### WRITTEN EXERCISE
Pull out every line below containing the word "name".

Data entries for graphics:
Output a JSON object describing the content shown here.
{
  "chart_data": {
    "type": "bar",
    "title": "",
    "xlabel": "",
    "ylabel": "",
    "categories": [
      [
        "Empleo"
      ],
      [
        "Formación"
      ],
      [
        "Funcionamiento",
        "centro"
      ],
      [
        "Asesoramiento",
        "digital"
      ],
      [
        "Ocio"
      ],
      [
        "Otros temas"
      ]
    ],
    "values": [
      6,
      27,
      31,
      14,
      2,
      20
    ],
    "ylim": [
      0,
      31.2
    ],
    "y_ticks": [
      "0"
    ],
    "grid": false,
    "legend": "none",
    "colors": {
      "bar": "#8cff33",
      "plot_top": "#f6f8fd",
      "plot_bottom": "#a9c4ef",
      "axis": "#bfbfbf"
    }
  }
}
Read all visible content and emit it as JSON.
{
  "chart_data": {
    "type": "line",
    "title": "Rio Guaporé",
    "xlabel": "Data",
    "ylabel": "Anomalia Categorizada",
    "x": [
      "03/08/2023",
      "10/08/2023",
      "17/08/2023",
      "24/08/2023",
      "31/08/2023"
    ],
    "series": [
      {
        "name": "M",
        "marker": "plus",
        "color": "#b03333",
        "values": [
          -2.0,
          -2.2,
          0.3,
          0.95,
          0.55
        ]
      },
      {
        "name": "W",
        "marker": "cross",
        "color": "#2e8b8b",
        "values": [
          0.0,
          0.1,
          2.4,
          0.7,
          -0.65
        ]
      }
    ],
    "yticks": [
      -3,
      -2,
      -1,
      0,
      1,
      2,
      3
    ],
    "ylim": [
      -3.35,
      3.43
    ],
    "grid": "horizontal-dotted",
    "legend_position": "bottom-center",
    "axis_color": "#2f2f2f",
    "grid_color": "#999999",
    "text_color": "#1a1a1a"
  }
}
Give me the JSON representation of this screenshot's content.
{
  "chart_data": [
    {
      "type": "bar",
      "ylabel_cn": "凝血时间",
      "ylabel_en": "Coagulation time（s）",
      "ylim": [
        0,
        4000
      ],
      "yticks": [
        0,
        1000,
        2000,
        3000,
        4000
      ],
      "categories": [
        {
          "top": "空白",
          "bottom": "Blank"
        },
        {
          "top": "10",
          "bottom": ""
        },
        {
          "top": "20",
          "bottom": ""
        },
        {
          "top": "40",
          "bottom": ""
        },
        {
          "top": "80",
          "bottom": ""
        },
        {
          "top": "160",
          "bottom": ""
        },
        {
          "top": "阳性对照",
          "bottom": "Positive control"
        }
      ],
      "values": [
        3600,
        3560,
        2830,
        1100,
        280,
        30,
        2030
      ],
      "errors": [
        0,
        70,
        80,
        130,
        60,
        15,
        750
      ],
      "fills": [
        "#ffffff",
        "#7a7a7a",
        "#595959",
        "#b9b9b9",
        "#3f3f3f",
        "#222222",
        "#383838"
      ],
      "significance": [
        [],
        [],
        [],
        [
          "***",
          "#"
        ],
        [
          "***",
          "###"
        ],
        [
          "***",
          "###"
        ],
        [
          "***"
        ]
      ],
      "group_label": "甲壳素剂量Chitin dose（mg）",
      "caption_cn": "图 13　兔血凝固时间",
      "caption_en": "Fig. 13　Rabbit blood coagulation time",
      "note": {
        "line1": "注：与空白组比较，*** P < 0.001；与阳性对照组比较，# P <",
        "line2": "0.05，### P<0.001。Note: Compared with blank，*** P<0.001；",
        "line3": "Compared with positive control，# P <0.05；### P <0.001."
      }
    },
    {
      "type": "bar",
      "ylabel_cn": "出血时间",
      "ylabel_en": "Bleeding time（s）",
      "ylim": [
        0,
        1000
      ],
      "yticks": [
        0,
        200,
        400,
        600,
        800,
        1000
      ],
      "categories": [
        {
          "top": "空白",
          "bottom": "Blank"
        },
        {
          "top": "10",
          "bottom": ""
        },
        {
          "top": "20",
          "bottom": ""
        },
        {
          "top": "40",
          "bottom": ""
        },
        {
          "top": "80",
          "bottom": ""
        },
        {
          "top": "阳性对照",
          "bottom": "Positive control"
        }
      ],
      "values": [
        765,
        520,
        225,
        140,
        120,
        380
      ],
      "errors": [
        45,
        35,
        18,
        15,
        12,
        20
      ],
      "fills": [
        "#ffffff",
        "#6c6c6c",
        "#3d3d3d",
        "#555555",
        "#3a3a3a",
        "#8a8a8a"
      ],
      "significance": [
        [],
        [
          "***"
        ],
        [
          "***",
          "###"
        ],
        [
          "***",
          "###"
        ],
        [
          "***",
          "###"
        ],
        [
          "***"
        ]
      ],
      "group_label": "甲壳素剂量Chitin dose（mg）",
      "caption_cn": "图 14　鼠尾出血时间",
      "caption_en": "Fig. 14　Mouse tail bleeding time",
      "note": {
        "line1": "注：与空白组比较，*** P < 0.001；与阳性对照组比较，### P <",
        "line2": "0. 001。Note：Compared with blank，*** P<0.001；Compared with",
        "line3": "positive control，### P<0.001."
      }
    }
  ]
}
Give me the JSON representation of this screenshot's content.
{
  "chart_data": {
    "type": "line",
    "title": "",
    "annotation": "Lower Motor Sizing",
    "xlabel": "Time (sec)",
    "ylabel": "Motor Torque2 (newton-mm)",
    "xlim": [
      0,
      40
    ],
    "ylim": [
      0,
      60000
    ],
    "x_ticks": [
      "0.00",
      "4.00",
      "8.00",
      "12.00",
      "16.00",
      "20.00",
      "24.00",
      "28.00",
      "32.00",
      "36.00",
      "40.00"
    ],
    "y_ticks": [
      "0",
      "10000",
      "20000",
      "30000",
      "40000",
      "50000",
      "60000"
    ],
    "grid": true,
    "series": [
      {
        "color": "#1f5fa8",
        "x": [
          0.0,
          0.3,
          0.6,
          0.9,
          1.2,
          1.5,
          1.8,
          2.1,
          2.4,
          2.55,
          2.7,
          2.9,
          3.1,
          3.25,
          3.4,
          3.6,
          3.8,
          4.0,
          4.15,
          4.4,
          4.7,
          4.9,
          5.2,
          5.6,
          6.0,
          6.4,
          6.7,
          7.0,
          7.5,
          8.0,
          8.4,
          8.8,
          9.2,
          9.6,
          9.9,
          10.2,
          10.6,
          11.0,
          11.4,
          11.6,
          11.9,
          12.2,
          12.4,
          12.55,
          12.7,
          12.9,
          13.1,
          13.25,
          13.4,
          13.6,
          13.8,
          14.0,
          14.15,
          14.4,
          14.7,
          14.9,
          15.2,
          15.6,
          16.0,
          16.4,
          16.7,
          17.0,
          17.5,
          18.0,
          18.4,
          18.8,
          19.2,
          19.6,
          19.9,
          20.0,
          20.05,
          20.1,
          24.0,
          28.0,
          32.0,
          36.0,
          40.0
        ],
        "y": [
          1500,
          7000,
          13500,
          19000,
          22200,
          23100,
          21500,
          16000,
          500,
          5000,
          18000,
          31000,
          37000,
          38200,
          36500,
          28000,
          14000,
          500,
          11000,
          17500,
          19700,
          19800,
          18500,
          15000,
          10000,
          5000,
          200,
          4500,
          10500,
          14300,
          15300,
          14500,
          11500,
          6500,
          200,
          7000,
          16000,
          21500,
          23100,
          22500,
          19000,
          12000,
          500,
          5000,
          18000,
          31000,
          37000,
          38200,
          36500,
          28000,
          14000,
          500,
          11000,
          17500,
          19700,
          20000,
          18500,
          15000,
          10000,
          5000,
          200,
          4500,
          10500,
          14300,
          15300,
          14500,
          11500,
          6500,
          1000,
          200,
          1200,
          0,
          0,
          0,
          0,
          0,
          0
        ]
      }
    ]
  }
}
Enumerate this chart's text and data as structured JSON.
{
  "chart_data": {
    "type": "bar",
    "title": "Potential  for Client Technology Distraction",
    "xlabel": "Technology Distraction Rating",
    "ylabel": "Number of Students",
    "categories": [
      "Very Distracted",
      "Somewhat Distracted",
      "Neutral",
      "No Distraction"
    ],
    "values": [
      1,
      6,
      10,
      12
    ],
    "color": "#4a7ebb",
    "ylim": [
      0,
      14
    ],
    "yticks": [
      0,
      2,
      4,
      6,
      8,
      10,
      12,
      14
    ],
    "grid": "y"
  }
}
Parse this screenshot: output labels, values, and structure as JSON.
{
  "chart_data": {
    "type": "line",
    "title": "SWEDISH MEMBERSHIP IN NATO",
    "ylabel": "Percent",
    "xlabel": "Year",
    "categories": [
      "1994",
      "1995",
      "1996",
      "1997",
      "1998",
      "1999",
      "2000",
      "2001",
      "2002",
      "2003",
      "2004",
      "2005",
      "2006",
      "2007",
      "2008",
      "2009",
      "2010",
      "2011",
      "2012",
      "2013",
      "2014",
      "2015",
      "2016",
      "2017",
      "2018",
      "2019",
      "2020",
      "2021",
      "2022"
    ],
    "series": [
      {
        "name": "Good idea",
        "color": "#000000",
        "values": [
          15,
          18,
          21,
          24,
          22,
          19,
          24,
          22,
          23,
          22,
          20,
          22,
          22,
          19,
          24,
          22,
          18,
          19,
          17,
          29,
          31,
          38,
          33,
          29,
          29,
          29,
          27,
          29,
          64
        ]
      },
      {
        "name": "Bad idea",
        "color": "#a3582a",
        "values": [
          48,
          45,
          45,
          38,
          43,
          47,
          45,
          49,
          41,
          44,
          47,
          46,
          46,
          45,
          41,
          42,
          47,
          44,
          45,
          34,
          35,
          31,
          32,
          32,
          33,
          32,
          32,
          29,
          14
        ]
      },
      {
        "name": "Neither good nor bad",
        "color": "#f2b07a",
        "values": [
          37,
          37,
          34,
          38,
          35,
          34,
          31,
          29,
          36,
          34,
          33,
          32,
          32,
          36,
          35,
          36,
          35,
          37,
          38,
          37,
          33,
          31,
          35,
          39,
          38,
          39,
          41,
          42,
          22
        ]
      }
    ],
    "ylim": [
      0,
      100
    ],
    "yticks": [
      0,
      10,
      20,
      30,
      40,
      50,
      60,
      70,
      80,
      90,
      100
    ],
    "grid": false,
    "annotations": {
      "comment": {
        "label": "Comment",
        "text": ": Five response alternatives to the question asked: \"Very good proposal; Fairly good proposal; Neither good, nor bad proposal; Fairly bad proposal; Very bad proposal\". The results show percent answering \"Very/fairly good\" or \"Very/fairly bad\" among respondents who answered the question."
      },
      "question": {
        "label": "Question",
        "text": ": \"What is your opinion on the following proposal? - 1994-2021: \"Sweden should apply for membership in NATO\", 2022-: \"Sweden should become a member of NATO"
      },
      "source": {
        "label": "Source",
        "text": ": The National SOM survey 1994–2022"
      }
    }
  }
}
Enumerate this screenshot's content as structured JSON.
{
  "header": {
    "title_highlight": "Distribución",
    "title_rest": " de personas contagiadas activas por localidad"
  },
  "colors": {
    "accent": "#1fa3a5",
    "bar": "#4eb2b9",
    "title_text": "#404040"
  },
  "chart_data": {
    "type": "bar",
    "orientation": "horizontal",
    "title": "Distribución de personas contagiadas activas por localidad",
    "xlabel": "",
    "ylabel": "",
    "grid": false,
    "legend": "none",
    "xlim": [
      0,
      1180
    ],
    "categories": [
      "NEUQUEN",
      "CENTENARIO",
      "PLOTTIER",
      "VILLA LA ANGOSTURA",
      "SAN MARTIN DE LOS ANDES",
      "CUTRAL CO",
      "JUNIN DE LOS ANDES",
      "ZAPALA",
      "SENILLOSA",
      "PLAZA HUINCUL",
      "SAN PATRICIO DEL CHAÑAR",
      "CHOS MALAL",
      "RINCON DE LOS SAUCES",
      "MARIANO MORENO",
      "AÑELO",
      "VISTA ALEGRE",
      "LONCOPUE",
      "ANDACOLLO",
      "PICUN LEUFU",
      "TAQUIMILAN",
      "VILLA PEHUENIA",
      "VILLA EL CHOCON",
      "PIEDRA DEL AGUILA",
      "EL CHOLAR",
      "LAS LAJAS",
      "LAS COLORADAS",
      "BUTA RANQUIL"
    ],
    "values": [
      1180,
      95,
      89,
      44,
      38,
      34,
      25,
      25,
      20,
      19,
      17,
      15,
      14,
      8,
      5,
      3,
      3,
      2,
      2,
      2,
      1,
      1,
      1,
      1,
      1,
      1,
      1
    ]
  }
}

### TASK RESPONSE
        "name": "M",
        "name": "W",
        "name": "Good idea",
        "name": "Bad idea",
        "name": "Neither good nor bad",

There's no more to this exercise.